◆ DATA TO PROCESS
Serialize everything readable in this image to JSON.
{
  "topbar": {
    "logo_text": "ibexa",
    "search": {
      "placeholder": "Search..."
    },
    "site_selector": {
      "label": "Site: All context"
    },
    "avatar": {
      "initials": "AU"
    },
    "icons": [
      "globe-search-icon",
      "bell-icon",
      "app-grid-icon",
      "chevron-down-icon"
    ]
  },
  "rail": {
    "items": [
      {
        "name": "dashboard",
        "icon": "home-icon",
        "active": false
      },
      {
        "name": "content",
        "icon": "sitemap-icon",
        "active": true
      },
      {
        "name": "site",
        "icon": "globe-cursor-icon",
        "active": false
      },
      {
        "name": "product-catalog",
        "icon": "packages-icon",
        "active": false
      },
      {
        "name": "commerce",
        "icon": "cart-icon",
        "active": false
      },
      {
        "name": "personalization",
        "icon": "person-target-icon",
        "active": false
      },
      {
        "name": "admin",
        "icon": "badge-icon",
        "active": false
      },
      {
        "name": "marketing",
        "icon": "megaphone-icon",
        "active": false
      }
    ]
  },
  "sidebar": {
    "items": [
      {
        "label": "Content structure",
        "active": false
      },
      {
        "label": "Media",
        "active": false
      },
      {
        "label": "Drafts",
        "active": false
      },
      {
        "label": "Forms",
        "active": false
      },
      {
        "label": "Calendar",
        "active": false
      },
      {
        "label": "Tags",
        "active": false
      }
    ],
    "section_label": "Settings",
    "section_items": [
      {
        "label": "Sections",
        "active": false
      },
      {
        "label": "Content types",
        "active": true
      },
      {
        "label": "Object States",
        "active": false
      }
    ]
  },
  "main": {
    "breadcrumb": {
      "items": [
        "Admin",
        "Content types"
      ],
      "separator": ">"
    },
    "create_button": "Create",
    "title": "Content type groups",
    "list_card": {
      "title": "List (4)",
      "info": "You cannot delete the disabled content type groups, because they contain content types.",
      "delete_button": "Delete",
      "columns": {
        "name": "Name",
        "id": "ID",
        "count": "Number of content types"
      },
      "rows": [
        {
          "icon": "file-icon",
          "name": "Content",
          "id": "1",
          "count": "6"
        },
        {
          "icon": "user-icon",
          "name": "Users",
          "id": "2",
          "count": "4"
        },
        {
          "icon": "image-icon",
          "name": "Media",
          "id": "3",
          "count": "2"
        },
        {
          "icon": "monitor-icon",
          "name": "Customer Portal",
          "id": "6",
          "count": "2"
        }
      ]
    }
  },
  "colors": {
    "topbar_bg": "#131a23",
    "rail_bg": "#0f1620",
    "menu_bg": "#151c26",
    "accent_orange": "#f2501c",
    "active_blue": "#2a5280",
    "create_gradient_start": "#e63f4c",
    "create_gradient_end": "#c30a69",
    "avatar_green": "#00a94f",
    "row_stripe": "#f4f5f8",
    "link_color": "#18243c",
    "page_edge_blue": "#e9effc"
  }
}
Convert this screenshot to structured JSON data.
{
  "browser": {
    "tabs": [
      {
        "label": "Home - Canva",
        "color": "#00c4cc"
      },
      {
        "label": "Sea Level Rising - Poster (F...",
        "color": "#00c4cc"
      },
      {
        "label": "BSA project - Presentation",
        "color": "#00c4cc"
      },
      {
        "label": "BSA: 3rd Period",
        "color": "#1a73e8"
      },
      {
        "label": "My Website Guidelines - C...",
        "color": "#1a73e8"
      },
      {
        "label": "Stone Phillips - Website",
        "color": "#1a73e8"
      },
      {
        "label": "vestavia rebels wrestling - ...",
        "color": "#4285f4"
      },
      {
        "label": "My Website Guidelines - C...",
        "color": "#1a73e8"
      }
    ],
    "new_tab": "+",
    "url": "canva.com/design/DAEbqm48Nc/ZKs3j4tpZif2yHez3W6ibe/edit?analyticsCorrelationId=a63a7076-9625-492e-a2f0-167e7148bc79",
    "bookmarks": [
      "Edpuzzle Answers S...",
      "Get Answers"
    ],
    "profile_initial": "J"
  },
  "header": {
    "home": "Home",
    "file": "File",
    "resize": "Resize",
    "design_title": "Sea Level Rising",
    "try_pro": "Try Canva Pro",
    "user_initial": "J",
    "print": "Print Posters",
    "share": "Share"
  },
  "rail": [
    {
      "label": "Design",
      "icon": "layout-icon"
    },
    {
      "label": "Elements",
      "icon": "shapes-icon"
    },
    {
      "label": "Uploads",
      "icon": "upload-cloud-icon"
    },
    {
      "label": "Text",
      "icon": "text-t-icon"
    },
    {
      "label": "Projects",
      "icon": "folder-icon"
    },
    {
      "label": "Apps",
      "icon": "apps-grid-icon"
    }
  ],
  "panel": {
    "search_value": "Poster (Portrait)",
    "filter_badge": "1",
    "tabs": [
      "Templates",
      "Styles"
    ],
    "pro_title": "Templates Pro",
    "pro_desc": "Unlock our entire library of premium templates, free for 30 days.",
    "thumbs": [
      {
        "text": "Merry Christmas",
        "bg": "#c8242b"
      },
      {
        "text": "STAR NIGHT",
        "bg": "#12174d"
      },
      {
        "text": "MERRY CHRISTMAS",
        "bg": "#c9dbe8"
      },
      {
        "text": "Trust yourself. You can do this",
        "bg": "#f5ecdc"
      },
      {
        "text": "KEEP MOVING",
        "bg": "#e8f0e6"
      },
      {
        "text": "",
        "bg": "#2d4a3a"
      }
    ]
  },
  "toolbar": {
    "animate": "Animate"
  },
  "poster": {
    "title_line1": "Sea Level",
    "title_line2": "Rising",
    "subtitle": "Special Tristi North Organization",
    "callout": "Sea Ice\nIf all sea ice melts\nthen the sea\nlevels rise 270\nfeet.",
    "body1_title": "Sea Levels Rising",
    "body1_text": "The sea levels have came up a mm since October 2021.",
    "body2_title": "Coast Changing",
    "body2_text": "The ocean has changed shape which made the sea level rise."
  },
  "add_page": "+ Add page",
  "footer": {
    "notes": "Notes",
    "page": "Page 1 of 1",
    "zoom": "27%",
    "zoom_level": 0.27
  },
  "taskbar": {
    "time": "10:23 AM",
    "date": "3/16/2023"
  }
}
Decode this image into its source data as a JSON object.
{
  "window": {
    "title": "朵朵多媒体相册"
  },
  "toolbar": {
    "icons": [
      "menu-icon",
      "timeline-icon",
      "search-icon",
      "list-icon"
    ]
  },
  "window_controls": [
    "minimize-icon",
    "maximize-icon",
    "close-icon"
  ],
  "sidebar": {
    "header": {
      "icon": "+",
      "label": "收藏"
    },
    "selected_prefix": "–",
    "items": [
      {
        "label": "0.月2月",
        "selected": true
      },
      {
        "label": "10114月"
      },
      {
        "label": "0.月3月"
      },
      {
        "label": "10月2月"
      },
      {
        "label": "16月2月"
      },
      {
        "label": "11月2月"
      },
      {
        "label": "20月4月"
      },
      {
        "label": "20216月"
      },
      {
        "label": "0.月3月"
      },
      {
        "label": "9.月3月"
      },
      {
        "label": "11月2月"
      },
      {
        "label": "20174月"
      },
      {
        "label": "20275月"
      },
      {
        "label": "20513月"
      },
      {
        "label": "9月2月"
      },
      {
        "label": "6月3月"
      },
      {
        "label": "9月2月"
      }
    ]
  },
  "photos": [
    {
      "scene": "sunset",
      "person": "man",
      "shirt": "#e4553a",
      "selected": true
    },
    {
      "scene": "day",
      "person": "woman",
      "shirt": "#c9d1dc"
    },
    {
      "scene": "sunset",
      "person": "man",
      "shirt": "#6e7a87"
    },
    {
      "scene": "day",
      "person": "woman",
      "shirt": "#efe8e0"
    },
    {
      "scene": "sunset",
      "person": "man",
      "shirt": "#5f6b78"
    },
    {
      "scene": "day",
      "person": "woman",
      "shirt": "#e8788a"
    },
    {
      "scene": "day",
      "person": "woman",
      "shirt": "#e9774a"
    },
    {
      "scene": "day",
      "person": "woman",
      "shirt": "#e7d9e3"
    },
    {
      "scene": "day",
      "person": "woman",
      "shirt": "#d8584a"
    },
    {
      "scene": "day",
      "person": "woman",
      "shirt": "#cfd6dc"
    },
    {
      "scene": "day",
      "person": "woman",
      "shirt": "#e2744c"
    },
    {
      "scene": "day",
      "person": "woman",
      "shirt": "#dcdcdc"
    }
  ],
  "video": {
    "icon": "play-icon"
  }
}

◆ WHAT THE TASK REQUIRES
Gather every line from the entries above where the word "count" appears, and copy them.

◆ COMPLETE ANSWER
        "count": "Number of content types"
          "count": "6"
          "count": "4"
          "count": "2"
          "count": "2"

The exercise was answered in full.